Write a continuation of the text about Amtrak and the Southwest Chief, starting right after its final sentence.
[Start Given text]
Amtrak does not want to take on $3 million in annual maintenance on a section of track that no longer serves freight trains, making the passenger train the only user of the track. That portion of the track is owned by BNSF. Amtrak also does not want to deal with the installation of Positive Train Control on a section of track in New Mexico, owned by the Rail Runner — a train line owned by the New Mexico Department of Transportation. In the case of PTC, host railroads are responsible for installation.

Those issues, according to documents obtained by the Newton Kansan, would not be resolved by a TIGER grant.

Senators were told that Amtrak would give a formal analysis of what needs to happen with the Southwest Chief — in the shadow of a presentation of stubbing the train.

“I am absolutely opposed to Amtrak not putting its money in and  if they would dismantle or alter the Southwest Chief, as their documents show they may intend to do,” Moran said. “It would be a violation of their responsibility to provide long-distance passenger train service in the United States — the purpose for which Amtrak was created.”

This is not a move Moran will support — and he is not sitting still.

Moran said he and other senators are trying to work with their staff and Amtrak staff on the next response. In the meantime, Moran has placed a hold on two nominations for new people on the Amtrak board.

Moran and Sen. Tom Udall (D-New Mexico) have also placed language in an appropriations bill to require consultation with affected communities before Amtrak can make any changes to “terms of service.”
[End Given text]
[Start Material supplied]
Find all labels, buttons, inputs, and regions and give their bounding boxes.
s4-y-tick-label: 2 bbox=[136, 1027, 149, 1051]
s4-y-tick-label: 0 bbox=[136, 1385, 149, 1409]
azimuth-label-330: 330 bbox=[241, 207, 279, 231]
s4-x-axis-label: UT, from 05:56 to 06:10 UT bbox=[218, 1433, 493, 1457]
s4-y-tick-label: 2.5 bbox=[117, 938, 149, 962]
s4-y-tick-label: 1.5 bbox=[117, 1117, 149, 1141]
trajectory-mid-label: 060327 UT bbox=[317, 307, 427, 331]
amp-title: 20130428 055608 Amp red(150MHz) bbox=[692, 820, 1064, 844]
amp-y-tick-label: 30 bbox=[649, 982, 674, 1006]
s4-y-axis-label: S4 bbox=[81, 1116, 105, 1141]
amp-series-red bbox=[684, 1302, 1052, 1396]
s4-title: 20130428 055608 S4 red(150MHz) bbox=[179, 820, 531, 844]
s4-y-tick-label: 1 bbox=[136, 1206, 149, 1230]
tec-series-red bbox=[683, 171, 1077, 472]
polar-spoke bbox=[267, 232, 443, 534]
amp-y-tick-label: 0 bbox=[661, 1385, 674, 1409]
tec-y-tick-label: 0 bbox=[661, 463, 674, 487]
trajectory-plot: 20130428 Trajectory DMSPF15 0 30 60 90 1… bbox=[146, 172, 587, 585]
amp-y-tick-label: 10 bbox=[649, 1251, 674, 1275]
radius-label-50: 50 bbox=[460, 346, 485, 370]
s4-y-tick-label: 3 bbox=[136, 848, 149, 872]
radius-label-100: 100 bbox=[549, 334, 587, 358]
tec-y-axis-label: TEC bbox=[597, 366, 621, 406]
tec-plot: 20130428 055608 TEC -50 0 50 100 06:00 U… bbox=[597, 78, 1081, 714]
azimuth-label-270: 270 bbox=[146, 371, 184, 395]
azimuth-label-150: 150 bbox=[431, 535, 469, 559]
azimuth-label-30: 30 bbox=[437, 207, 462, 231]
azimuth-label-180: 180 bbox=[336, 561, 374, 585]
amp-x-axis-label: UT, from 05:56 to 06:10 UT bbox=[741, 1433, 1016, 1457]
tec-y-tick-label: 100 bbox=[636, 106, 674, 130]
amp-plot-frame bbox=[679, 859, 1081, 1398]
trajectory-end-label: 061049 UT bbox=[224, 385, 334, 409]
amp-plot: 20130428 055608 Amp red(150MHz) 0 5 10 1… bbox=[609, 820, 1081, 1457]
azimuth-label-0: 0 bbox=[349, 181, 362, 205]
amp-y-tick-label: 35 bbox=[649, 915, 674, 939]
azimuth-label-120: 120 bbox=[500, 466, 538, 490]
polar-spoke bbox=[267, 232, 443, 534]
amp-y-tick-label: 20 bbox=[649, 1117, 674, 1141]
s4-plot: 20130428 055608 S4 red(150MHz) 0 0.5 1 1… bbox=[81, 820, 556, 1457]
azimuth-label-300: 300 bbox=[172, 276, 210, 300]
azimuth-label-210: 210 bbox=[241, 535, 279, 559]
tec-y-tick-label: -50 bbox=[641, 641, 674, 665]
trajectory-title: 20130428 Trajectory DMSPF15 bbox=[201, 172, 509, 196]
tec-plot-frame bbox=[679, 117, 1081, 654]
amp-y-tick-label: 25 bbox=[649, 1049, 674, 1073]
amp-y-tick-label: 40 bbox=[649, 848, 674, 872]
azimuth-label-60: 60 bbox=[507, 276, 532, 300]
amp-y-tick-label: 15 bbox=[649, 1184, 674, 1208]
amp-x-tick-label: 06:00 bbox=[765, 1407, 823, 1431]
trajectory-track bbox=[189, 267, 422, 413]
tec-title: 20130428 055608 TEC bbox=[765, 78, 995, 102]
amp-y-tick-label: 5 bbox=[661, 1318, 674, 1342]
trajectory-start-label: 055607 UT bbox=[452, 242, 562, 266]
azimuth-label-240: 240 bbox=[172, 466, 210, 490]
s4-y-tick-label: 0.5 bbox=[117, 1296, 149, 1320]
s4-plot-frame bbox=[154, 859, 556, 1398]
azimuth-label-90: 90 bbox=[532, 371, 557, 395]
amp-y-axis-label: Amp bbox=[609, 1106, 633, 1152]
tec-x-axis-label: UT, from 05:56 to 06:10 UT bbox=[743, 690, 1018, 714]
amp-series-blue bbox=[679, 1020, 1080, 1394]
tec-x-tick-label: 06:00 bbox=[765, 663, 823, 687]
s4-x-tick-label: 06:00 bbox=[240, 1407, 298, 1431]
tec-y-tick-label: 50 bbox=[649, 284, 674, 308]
[End Material supplied]
Expected output:
“In my view that, based on the conversations and where Amtrak appears to be going, we need to significantly strengthen that in the appropriations bill to be certain that Amtrak cannot walk away from the Southwest Chief as those documents suggest they may,” Moran said.

Moran said the reason Amtrak exists is to provide long-distance rail service — despite statistics showing the vast majority of tickets sold on the system are for trips of 250 miles or less. Federal funding appropriated to Amtrak, Moran said, is for long distance service.

“All of this will affect riders to Kansas, and riders from Kansas,” Moran said. “... This is the first time we have to go beyond supporting Amtrak financially. We have to get to the point that Amtrak keeps its word and that Amtrak comes up with the money they committed. The solution is not abandoning the New Mexico part of the track. It is working with the partners, again, to provide the resources necessary. You have a solid group of members of the U.S. Senate, and the House as well, who are committed to helping. I think we have an attitude at Amtrak that long-distance service that does not make money is something they have no interest in. That defeats the purpose of the creation of Amtrak.”